=== Written exercise ===
Copy out every one of the lines below character for character, with nothing added or left out.

── Data in this exercise ──

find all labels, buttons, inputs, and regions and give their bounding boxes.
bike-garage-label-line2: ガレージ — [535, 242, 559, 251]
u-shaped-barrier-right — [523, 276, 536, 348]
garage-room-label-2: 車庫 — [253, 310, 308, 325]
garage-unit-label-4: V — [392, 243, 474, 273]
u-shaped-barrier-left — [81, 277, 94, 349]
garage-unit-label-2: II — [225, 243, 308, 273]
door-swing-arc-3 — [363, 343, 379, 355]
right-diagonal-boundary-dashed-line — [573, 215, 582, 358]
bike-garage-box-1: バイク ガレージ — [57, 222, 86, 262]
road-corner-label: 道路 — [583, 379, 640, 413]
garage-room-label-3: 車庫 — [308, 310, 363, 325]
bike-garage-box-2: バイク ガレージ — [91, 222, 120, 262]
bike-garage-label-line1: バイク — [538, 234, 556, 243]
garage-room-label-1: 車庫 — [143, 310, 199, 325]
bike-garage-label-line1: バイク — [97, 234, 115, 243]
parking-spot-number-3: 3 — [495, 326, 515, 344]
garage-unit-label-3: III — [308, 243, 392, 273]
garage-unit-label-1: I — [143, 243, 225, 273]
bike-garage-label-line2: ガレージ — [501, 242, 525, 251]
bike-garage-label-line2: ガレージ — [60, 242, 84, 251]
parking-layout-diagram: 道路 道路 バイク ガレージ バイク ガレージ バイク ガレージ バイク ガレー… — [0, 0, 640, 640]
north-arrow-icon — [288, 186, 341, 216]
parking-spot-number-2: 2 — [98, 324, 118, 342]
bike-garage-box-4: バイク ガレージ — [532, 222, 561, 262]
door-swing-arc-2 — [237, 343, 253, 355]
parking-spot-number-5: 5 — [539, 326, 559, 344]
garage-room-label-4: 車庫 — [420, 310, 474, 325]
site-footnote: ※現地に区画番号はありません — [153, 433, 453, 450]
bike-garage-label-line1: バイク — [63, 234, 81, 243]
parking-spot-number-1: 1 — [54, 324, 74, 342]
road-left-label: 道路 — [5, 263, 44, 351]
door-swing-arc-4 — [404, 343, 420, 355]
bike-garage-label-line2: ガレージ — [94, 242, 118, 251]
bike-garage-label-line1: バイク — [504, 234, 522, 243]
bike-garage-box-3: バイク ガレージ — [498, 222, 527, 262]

───

=== Exercise output ===
find all labels, buttons, inputs, and regions and give their bounding boxes.
bike-garage-label-line2: ガレージ — [535, 242, 559, 251]
u-shaped-barrier-right — [523, 276, 536, 348]
garage-room-label-2: 車庫 — [253, 310, 308, 325]
garage-unit-label-4: V — [392, 243, 474, 273]
u-shaped-barrier-left — [81, 277, 94, 349]
garage-unit-label-2: II — [225, 243, 308, 273]
door-swing-arc-3 — [363, 343, 379, 355]
right-diagonal-boundary-dashed-line — [573, 215, 582, 358]
bike-garage-box-1: バイク ガレージ — [57, 222, 86, 262]
road-corner-label: 道路 — [583, 379, 640, 413]
garage-room-label-3: 車庫 — [308, 310, 363, 325]
bike-garage-box-2: バイク ガレージ — [91, 222, 120, 262]
bike-garage-label-line1: バイク — [538, 234, 556, 243]
garage-room-label-1: 車庫 — [143, 310, 199, 325]
bike-garage-label-line1: バイク — [97, 234, 115, 243]
parking-spot-number-3: 3 — [495, 326, 515, 344]
garage-unit-label-3: III — [308, 243, 392, 273]
garage-unit-label-1: I — [143, 243, 225, 273]
bike-garage-label-line2: ガレージ — [501, 242, 525, 251]
bike-garage-label-line2: ガレージ — [60, 242, 84, 251]
parking-layout-diagram: 道路 道路 バイク ガレージ バイク ガレージ バイク ガレージ バイク ガレー… — [0, 0, 640, 640]
north-arrow-icon — [288, 186, 341, 216]
parking-spot-number-2: 2 — [98, 324, 118, 342]
bike-garage-box-4: バイク ガレージ — [532, 222, 561, 262]
door-swing-arc-2 — [237, 343, 253, 355]
parking-spot-number-5: 5 — [539, 326, 559, 344]
garage-room-label-4: 車庫 — [420, 310, 474, 325]
site-footnote: ※現地に区画番号はありません — [153, 433, 453, 450]
bike-garage-label-line1: バイク — [63, 234, 81, 243]
parking-spot-number-1: 1 — [54, 324, 74, 342]
road-left-label: 道路 — [5, 263, 44, 351]
door-swing-arc-4 — [404, 343, 420, 355]
bike-garage-label-line2: ガレージ — [94, 242, 118, 251]
bike-garage-label-line1: バイク — [504, 234, 522, 243]
bike-garage-box-3: バイク ガレージ — [498, 222, 527, 262]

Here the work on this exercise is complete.